-- start Dataset extract --

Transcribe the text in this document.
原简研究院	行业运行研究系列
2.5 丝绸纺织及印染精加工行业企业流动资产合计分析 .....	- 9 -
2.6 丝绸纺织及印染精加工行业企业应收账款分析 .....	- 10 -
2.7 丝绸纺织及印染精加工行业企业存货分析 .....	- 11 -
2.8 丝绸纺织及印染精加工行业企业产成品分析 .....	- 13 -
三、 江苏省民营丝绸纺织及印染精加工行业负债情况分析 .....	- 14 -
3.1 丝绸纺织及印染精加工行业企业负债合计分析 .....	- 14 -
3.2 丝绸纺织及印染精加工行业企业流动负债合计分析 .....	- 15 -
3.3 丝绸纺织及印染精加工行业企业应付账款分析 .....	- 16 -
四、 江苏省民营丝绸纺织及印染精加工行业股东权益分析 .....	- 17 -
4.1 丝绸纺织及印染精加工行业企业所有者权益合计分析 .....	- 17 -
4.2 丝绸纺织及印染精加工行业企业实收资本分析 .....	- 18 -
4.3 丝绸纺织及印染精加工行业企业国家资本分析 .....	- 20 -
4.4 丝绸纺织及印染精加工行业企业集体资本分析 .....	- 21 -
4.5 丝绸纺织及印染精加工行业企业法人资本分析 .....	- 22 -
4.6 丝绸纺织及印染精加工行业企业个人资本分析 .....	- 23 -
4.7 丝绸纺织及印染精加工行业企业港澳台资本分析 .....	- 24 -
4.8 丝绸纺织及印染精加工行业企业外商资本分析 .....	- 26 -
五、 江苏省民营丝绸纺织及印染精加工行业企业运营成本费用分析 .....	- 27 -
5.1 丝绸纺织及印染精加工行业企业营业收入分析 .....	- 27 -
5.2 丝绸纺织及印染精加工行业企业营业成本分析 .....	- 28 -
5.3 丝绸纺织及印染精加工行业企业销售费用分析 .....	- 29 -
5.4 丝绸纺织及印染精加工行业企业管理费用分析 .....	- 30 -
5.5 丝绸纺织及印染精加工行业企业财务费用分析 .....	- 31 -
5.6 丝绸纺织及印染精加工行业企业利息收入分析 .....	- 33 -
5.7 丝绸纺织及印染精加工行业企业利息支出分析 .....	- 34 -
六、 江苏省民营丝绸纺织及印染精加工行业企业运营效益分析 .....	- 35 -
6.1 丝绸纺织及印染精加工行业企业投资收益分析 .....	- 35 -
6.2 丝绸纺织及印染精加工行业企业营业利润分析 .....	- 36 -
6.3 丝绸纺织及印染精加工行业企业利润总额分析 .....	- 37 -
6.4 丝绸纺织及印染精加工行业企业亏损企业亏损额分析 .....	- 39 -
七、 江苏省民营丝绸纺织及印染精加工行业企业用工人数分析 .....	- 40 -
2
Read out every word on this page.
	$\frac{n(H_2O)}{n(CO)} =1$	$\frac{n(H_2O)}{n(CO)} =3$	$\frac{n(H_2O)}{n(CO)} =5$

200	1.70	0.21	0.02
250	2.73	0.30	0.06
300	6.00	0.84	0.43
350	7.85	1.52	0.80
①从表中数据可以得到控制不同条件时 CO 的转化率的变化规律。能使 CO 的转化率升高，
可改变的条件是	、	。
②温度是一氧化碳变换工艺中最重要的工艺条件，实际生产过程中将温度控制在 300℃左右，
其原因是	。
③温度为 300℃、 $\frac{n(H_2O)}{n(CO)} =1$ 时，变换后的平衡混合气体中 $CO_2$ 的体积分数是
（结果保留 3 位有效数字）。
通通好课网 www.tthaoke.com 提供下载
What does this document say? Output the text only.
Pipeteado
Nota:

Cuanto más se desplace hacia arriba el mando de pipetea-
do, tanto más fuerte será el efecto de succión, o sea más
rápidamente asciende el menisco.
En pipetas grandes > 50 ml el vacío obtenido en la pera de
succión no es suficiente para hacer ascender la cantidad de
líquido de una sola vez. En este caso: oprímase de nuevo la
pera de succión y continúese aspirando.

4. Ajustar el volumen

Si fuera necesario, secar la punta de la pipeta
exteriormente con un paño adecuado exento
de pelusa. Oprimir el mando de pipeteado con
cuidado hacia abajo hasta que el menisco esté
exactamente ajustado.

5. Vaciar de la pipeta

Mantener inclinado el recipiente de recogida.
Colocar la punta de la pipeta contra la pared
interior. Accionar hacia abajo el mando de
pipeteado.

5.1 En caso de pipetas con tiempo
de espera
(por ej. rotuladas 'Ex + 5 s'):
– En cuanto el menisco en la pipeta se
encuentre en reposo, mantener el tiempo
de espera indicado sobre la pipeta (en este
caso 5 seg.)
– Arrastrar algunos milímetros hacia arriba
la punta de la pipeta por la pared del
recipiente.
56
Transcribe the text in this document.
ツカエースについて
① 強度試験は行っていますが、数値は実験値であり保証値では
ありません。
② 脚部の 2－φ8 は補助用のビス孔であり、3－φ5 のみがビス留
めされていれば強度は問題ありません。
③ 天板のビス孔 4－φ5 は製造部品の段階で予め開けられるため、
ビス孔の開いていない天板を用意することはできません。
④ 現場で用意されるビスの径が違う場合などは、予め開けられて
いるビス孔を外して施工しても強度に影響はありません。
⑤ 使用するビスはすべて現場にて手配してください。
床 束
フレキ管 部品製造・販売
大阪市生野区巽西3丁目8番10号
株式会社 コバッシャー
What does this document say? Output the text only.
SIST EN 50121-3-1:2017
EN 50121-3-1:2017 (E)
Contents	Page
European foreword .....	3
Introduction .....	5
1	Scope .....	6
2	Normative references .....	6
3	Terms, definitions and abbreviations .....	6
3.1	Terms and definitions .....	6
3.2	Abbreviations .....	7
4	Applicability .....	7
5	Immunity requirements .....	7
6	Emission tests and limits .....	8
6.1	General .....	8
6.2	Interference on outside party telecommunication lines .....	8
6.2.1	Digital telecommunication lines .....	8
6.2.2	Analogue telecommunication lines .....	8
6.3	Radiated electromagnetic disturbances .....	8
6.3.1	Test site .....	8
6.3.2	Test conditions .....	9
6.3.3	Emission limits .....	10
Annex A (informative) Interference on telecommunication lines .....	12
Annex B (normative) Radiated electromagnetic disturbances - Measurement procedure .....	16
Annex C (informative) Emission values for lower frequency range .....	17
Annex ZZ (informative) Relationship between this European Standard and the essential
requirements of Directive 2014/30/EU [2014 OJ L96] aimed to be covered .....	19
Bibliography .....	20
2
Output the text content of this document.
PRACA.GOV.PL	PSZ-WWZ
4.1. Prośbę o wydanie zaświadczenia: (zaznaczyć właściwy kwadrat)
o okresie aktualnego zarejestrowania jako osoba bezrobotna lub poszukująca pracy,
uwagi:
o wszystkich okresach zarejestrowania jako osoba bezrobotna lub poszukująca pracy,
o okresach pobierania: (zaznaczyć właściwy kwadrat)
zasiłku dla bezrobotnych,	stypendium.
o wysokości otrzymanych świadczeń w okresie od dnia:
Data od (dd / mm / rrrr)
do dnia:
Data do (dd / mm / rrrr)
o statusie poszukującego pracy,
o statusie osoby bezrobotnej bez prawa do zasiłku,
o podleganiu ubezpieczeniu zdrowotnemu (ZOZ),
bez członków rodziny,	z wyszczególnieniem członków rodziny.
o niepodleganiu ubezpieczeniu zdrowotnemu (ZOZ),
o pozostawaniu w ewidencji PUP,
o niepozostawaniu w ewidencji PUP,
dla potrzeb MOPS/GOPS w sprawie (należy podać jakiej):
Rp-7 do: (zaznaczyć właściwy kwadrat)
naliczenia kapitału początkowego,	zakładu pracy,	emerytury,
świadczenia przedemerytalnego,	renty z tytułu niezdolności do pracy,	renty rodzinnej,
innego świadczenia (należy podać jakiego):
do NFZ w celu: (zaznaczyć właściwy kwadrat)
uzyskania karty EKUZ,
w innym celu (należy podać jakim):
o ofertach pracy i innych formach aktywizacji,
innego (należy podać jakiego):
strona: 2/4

-- end Dataset extract --

**Exercise description**
Pick out the lines containing the string "Radiated" and show them.

**Reply to the task**
6.3	Radiated electromagnetic disturbances .....	8
Annex B (normative) Radiated electromagnetic disturbances - Measurement procedure .....	16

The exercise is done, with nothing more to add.